Saved entries
[Start]
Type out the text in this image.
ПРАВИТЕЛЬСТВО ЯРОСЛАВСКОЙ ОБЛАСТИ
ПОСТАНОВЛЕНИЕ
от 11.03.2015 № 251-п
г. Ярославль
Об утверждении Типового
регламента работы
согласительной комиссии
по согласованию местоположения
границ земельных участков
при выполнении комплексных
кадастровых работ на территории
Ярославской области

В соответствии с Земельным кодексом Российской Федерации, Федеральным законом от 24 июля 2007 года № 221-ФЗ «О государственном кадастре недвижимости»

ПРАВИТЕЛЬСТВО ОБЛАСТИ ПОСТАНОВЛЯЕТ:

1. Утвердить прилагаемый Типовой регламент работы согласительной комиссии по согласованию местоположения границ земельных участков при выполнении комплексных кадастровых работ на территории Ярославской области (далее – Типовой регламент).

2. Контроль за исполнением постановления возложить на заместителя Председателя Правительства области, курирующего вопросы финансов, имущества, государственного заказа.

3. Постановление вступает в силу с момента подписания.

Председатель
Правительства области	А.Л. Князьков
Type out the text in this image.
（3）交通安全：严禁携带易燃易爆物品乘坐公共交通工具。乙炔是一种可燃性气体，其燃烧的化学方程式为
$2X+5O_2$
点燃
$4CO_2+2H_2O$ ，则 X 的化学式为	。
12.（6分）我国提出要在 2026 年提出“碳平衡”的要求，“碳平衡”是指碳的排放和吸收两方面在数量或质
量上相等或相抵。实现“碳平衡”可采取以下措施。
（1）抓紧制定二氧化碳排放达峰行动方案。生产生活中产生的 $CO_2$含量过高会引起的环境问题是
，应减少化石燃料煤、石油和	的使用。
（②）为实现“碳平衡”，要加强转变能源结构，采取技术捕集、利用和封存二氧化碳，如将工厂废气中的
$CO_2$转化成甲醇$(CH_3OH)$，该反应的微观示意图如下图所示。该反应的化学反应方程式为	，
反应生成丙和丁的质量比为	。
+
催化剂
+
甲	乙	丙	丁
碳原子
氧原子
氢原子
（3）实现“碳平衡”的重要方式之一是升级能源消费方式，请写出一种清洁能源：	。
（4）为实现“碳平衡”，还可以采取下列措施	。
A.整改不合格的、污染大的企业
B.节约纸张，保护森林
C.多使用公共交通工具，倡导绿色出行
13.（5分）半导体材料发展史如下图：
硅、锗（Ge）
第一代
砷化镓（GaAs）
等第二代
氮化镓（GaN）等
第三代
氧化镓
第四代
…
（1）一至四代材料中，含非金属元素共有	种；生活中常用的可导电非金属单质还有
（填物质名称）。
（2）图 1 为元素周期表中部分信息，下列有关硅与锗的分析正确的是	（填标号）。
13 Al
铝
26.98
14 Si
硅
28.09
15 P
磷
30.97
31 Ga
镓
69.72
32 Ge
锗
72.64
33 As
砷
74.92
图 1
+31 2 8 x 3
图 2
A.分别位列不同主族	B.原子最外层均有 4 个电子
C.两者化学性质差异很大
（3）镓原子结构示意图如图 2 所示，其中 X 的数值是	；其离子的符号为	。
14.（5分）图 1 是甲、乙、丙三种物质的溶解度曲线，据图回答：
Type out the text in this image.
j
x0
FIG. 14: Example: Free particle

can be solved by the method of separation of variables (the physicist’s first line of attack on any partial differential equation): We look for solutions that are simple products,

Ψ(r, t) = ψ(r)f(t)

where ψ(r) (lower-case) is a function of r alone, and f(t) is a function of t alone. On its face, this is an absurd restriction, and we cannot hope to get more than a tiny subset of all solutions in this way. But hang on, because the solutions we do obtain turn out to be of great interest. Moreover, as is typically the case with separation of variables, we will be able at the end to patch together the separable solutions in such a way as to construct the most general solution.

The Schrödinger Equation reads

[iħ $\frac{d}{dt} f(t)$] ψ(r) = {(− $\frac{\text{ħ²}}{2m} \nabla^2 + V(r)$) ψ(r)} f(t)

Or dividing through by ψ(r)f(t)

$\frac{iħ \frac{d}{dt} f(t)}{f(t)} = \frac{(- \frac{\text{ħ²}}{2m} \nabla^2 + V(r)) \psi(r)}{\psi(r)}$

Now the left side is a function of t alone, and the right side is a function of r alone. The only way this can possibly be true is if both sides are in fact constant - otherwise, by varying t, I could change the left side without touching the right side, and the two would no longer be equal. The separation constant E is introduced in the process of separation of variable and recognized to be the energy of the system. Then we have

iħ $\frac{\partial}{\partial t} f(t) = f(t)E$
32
[End]
Given instruction —
Copy out each line in the listing that has the word "ПРАВИТЕЛЬСТВО".

Task answer —
ПРАВИТЕЛЬСТВО ЯРОСЛАВСКОЙ ОБЛАСТИ
ПРАВИТЕЛЬСТВО ОБЛАСТИ ПОСТАНОВЛЯЕТ:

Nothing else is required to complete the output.